## AIM
Output every record word for word.

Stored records
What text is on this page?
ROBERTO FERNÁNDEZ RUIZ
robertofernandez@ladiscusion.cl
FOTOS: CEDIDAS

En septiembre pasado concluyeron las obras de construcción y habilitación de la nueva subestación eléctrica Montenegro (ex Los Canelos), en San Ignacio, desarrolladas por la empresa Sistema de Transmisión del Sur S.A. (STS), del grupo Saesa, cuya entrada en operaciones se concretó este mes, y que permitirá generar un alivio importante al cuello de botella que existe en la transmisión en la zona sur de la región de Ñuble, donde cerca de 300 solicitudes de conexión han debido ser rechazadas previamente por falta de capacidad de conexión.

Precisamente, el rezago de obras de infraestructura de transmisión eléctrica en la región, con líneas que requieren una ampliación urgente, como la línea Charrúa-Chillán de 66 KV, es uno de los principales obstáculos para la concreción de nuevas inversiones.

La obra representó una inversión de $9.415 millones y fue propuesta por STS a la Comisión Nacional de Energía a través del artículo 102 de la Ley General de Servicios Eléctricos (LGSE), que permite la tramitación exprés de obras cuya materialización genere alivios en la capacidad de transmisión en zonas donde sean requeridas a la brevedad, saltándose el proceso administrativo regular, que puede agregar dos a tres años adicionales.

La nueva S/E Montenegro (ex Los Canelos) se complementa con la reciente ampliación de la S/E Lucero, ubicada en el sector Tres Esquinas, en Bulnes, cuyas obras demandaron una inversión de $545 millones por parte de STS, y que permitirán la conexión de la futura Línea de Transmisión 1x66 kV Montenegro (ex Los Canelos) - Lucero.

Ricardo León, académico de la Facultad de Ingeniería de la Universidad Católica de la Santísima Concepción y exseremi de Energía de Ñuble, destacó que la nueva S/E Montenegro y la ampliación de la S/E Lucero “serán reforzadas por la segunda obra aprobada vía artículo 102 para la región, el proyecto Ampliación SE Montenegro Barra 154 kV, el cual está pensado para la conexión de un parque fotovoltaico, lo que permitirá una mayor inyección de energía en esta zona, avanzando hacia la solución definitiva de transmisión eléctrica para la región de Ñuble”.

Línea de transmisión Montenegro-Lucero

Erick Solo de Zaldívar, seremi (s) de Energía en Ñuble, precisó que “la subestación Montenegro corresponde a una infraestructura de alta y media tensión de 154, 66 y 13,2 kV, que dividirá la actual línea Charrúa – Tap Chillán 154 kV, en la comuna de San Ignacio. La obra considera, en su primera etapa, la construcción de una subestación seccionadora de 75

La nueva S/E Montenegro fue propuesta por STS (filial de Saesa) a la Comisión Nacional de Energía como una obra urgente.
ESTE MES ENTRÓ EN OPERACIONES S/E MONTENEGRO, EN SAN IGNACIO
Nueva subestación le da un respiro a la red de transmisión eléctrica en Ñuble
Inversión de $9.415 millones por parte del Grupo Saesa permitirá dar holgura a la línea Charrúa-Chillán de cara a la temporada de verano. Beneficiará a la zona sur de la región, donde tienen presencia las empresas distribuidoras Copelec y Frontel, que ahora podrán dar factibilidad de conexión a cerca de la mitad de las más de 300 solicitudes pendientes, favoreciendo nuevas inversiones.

## COMPLETE OUTPUT
What text is on this page?
ROBERTO FERNÁNDEZ RUIZ
robertofernandez@ladiscusion.cl
FOTOS: CEDIDAS

En septiembre pasado concluyeron las obras de construcción y habilitación de la nueva subestación eléctrica Montenegro (ex Los Canelos), en San Ignacio, desarrolladas por la empresa Sistema de Transmisión del Sur S.A. (STS), del grupo Saesa, cuya entrada en operaciones se concretó este mes, y que permitirá generar un alivio importante al cuello de botella que existe en la transmisión en la zona sur de la región de Ñuble, donde cerca de 300 solicitudes de conexión han debido ser rechazadas previamente por falta de capacidad de conexión.

Precisamente, el rezago de obras de infraestructura de transmisión eléctrica en la región, con líneas que requieren una ampliación urgente, como la línea Charrúa-Chillán de 66 KV, es uno de los principales obstáculos para la concreción de nuevas inversiones.

La obra representó una inversión de $9.415 millones y fue propuesta por STS a la Comisión Nacional de Energía a través del artículo 102 de la Ley General de Servicios Eléctricos (LGSE), que permite la tramitación exprés de obras cuya materialización genere alivios en la capacidad de transmisión en zonas donde sean requeridas a la brevedad, saltándose el proceso administrativo regular, que puede agregar dos a tres años adicionales.

La nueva S/E Montenegro (ex Los Canelos) se complementa con la reciente ampliación de la S/E Lucero, ubicada en el sector Tres Esquinas, en Bulnes, cuyas obras demandaron una inversión de $545 millones por parte de STS, y que permitirán la conexión de la futura Línea de Transmisión 1x66 kV Montenegro (ex Los Canelos) - Lucero.

Ricardo León, académico de la Facultad de Ingeniería de la Universidad Católica de la Santísima Concepción y exseremi de Energía de Ñuble, destacó que la nueva S/E Montenegro y la ampliación de la S/E Lucero “serán reforzadas por la segunda obra aprobada vía artículo 102 para la región, el proyecto Ampliación SE Montenegro Barra 154 kV, el cual está pensado para la conexión de un parque fotovoltaico, lo que permitirá una mayor inyección de energía en esta zona, avanzando hacia la solución definitiva de transmisión eléctrica para la región de Ñuble”.

Línea de transmisión Montenegro-Lucero

Erick Solo de Zaldívar, seremi (s) de Energía en Ñuble, precisó que “la subestación Montenegro corresponde a una infraestructura de alta y media tensión de 154, 66 y 13,2 kV, que dividirá la actual línea Charrúa – Tap Chillán 154 kV, en la comuna de San Ignacio. La obra considera, en su primera etapa, la construcción de una subestación seccionadora de 75

La nueva S/E Montenegro fue propuesta por STS (filial de Saesa) a la Comisión Nacional de Energía como una obra urgente.
ESTE MES ENTRÓ EN OPERACIONES S/E MONTENEGRO, EN SAN IGNACIO
Nueva subestación le da un respiro a la red de transmisión eléctrica en Ñuble
Inversión de $9.415 millones por parte del Grupo Saesa permitirá dar holgura a la línea Charrúa-Chillán de cara a la temporada de verano. Beneficiará a la zona sur de la región, donde tienen presencia las empresas distribuidoras Copelec y Frontel, que ahora podrán dar factibilidad de conexión a cerca de la mitad de las más de 300 solicitudes pendientes, favoreciendo nuevas inversiones.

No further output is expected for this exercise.